**Given entries**

--------

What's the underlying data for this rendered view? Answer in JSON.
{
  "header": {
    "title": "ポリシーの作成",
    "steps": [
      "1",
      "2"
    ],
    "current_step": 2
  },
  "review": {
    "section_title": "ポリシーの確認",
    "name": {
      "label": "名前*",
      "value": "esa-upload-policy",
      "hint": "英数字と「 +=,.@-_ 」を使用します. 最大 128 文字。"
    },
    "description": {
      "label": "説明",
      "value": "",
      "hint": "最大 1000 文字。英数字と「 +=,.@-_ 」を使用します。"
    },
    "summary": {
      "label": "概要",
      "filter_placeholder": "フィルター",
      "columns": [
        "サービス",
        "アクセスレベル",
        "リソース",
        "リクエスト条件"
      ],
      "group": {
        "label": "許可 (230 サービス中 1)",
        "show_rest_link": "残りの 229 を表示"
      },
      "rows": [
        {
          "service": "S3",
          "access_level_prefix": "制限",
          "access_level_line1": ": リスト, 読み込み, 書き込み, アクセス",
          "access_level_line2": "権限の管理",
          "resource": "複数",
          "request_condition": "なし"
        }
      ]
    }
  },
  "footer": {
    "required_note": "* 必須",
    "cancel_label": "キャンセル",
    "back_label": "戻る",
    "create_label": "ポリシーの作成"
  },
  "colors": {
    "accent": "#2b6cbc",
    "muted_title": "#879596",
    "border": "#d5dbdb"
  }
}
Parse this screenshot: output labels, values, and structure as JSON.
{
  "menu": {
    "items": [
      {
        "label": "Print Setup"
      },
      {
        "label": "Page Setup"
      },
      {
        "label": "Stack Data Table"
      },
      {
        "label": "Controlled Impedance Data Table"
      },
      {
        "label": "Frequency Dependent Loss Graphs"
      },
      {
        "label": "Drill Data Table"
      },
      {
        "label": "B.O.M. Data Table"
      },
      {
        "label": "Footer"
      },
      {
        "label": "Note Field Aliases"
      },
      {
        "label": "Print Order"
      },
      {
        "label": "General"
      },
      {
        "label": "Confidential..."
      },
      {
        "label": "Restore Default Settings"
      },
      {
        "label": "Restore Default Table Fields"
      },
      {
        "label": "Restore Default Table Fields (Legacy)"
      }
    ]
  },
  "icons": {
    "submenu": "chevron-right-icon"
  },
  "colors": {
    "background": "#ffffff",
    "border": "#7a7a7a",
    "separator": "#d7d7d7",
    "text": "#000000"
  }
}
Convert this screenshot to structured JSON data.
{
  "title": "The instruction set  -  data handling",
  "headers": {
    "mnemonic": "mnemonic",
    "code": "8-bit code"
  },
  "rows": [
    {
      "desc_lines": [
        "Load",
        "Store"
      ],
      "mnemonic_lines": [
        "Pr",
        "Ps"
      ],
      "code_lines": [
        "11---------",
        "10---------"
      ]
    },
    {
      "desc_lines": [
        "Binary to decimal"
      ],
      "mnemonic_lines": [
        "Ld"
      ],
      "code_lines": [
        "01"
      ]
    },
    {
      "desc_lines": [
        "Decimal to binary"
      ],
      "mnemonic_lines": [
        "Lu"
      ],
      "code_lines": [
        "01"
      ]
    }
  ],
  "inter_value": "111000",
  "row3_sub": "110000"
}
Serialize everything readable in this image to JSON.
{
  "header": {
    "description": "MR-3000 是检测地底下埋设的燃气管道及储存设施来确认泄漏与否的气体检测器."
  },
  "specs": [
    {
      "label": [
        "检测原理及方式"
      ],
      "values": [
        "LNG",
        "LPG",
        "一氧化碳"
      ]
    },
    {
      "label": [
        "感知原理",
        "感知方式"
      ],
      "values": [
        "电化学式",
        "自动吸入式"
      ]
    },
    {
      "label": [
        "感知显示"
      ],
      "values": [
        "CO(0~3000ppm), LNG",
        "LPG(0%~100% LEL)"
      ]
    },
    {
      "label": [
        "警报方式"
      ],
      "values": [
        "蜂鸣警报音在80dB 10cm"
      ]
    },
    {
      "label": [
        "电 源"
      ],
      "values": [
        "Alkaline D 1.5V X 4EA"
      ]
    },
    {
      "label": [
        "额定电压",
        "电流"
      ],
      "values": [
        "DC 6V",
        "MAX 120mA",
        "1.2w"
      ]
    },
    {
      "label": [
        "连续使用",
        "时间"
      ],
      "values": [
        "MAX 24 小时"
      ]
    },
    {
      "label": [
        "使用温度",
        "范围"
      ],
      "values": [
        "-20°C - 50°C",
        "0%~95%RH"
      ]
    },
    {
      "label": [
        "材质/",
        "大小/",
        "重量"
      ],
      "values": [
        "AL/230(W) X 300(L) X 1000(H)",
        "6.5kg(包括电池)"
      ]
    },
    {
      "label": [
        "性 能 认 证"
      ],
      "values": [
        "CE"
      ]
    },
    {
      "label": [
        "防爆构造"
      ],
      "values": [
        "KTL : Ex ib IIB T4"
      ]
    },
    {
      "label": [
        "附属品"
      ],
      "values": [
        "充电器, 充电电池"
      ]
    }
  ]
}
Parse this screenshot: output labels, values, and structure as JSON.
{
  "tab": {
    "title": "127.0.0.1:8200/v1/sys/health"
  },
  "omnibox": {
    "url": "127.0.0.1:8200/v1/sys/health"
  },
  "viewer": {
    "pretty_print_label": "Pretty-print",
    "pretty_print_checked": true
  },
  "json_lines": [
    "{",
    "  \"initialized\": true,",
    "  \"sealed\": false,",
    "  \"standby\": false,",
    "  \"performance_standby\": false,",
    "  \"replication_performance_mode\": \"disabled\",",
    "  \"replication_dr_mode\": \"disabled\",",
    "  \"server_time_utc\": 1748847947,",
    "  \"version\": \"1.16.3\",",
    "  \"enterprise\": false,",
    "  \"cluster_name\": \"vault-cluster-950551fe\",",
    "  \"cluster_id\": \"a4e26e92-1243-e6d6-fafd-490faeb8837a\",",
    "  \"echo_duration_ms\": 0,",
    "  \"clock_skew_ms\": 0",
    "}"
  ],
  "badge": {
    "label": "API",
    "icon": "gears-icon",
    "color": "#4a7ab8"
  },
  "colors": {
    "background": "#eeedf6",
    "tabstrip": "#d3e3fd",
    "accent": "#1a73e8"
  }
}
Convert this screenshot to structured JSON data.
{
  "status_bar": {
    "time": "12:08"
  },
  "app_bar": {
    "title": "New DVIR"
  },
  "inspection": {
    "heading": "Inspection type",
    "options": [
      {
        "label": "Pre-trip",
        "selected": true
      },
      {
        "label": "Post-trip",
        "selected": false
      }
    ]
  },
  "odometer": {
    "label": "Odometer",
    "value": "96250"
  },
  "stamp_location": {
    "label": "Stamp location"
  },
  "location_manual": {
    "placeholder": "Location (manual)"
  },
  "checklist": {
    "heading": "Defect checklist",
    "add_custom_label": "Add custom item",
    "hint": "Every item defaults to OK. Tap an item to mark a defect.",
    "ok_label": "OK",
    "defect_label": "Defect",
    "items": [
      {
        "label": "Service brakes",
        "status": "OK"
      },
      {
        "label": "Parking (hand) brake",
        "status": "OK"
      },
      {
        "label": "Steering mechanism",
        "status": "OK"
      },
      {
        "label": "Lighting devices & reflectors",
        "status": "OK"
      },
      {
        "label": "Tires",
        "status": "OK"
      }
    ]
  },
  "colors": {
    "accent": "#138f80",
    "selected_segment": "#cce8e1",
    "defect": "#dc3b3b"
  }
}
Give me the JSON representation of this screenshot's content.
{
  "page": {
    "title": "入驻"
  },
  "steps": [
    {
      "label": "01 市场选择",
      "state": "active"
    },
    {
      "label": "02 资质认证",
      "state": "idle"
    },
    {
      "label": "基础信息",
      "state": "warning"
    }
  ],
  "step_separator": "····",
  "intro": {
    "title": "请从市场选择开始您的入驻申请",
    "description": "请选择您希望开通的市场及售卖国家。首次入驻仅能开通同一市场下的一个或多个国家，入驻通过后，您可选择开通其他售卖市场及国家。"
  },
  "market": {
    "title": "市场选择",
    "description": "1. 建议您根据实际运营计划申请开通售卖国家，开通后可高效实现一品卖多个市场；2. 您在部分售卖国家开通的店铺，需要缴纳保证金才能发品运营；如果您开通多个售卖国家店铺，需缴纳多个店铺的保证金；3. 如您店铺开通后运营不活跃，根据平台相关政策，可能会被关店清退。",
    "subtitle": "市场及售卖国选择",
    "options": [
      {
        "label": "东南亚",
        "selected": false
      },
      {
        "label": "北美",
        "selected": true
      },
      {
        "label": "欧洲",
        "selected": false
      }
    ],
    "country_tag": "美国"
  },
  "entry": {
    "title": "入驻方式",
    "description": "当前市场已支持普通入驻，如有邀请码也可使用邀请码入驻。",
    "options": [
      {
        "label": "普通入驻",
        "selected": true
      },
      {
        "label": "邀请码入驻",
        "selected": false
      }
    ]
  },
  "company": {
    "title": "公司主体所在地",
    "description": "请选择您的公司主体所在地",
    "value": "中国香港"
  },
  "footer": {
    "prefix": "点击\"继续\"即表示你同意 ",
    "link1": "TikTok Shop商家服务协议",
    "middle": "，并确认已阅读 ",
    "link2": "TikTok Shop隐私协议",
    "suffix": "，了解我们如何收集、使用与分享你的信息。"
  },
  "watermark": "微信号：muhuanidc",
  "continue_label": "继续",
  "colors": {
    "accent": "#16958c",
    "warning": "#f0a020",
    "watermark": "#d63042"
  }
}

--------

**Objective**
From the records above, work out how many lines contain the string "accent". Give only the number.

**In response**
4